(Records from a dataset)
>>

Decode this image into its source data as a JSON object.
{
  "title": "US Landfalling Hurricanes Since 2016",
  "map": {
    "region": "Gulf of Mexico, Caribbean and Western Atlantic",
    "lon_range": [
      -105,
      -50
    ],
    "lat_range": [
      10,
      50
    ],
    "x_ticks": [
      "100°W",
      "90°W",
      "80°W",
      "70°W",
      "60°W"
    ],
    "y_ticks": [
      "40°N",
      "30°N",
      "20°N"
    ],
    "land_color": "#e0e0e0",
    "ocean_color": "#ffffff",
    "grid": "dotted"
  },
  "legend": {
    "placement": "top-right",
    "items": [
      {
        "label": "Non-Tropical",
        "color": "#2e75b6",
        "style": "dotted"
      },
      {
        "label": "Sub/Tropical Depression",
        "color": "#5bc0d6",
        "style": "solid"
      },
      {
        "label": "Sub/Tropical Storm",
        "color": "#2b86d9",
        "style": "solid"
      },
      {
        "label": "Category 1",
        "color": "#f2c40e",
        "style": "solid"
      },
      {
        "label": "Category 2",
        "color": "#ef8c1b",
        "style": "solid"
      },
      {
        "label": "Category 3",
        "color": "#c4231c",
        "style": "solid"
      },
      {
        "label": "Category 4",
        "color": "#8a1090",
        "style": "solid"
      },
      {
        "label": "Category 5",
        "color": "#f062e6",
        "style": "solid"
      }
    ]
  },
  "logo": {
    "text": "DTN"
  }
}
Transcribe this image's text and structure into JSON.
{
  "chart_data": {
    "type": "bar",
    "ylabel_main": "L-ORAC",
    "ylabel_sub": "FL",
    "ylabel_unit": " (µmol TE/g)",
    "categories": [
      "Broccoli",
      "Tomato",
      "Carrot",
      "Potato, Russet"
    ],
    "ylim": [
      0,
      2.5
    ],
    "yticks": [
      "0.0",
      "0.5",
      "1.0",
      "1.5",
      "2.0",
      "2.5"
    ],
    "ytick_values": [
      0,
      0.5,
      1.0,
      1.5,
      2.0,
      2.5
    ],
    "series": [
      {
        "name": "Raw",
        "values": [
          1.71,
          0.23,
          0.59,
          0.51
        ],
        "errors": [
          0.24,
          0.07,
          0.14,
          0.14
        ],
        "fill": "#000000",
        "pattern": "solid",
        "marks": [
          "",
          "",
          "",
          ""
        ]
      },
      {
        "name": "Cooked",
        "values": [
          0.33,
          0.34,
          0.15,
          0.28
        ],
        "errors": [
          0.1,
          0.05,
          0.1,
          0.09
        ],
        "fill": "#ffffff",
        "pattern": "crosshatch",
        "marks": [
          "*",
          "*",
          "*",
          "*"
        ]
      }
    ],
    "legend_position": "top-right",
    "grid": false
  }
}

<<

Count the lines that hold the string "this", and reply with that number alone.

2